(Request)
Reproduce the line that contains "Convert this document image to plain text." and every line after it through the end of the records, exactly, with nothing added.

● ● ●

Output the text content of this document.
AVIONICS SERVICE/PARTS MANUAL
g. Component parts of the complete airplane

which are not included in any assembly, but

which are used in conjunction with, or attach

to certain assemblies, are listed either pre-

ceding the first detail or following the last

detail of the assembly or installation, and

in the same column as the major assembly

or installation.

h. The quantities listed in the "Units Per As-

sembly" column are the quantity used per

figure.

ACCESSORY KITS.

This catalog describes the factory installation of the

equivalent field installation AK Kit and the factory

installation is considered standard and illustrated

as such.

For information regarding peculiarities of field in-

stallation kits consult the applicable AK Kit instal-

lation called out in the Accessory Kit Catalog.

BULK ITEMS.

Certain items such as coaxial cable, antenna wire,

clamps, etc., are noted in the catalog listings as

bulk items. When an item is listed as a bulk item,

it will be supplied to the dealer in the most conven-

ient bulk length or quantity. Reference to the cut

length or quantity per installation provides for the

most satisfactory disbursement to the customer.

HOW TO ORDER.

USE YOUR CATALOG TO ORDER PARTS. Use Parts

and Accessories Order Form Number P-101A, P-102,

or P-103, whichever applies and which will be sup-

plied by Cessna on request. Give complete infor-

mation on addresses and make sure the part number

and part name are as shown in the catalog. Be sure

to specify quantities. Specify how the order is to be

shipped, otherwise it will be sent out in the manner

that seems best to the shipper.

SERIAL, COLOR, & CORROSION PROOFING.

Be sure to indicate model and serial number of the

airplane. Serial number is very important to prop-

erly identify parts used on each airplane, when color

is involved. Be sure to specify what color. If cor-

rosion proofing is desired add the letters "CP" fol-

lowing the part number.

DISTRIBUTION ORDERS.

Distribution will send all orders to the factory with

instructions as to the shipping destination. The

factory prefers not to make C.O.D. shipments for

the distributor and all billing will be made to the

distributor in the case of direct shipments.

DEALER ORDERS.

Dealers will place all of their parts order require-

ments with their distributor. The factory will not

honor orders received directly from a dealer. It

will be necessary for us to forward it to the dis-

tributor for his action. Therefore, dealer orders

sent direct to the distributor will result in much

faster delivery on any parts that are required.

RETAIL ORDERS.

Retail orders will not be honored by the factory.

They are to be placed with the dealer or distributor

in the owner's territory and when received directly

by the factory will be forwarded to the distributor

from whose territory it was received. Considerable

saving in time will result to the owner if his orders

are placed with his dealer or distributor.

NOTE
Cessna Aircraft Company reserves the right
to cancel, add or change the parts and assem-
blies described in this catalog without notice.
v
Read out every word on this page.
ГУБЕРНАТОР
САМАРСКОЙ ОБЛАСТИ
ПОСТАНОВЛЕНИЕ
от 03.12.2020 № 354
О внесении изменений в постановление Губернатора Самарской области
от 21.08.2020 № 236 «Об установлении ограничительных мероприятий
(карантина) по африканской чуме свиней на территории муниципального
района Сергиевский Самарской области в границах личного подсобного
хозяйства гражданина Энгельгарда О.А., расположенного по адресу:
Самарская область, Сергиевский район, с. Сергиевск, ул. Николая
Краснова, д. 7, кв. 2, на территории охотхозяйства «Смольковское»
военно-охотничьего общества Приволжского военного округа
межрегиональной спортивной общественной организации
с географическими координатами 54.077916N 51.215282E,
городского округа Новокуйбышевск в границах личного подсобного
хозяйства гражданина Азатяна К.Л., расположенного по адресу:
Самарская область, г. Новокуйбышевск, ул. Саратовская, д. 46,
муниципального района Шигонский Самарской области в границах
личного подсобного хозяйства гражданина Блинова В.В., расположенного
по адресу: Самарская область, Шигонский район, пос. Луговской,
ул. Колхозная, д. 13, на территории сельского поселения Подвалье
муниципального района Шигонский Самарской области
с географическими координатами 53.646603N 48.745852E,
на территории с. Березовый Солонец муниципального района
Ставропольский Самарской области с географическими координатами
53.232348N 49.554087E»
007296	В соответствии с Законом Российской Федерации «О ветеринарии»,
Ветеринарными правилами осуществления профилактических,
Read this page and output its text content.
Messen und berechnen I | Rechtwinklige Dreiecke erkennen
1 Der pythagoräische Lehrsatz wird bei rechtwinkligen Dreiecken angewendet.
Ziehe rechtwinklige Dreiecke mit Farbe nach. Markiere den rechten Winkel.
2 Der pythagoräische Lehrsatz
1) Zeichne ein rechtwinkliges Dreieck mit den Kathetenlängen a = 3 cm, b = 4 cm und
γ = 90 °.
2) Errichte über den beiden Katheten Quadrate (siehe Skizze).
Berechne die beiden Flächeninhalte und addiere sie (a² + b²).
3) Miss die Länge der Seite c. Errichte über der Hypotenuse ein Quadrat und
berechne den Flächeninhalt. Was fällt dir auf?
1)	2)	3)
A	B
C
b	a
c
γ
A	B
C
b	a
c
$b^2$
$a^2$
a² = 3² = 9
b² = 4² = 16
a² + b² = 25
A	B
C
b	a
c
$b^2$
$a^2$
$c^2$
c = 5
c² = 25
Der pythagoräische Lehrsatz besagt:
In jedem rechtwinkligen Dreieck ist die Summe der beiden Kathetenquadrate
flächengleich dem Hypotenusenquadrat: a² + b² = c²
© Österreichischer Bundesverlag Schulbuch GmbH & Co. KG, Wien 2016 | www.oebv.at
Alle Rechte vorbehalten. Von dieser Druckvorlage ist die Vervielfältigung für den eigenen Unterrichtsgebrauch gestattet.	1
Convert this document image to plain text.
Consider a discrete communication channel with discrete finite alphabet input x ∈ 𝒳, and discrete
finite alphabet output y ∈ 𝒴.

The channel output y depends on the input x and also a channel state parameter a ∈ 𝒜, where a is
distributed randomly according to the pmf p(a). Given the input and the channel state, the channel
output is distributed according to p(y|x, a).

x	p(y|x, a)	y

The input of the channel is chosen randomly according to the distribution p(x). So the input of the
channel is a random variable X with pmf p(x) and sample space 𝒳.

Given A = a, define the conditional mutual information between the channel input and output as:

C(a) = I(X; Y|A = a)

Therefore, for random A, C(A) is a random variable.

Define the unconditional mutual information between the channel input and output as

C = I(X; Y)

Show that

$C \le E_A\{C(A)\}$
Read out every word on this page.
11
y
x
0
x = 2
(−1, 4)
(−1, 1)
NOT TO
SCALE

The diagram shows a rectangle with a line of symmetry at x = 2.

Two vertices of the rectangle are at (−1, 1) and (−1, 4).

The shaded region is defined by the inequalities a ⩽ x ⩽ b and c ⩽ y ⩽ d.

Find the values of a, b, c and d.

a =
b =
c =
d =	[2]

● ● ●

(Problem solution)
Convert this document image to plain text.
Consider a discrete communication channel with discrete finite alphabet input x ∈ 𝒳, and discrete
finite alphabet output y ∈ 𝒴.

The channel output y depends on the input x and also a channel state parameter a ∈ 𝒜, where a is
distributed randomly according to the pmf p(a). Given the input and the channel state, the channel
output is distributed according to p(y|x, a).

x	p(y|x, a)	y

The input of the channel is chosen randomly according to the distribution p(x). So the input of the
channel is a random variable X with pmf p(x) and sample space 𝒳.

Given A = a, define the conditional mutual information between the channel input and output as:

C(a) = I(X; Y|A = a)

Therefore, for random A, C(A) is a random variable.

Define the unconditional mutual information between the channel input and output as

C = I(X; Y)

Show that

$C \le E_A\{C(A)\}$
Read out every word on this page.
11
y
x
0
x = 2
(−1, 4)
(−1, 1)
NOT TO
SCALE

The diagram shows a rectangle with a line of symmetry at x = 2.

Two vertices of the rectangle are at (−1, 1) and (−1, 4).

The shaded region is defined by the inequalities a ⩽ x ⩽ b and c ⩽ y ⩽ d.

Find the values of a, b, c and d.

a =
b =
c =
d =	[2]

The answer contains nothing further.